START Material
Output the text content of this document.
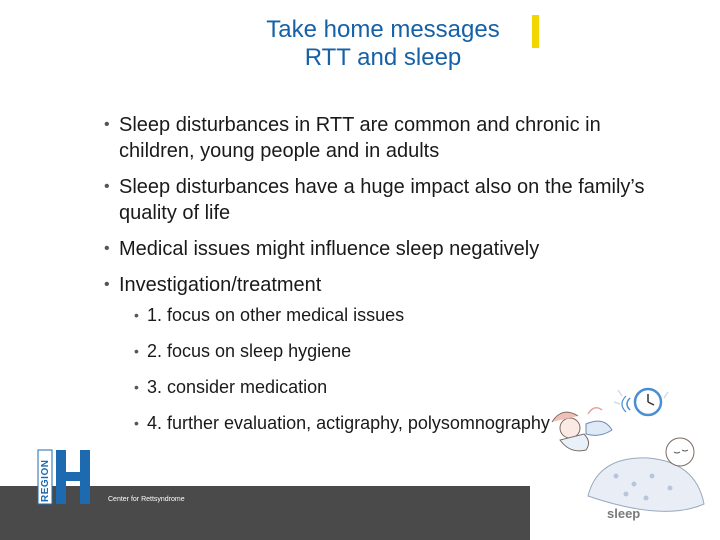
Take home messages
RTT and sleep
• Sleep disturbances in RTT are common and chronic in children, young people and in adults
• Sleep disturbances have a huge impact also on the family’s quality of life
• Medical issues might influence sleep negatively
• Investigation/treatment
• 1. focus on other medical issues
• 2. focus on sleep hygiene
• 3. consider medication
• 4. further evaluation, actigraphy, polysomnography
sleep
Center for Rettsyndrome
REGION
END Material
(The exercise):
The data should be printed again unchanged; leave its pictures out.

(Answer for the task):
Output the text content of this document.
Take home messages
RTT and sleep
• Sleep disturbances in RTT are common and chronic in children, young people and in adults
• Sleep disturbances have a huge impact also on the family’s quality of life
• Medical issues might influence sleep negatively
• Investigation/treatment
• 1. focus on other medical issues
• 2. focus on sleep hygiene
• 3. consider medication
• 4. further evaluation, actigraphy, polysomnography
sleep
Center for Rettsyndrome
REGION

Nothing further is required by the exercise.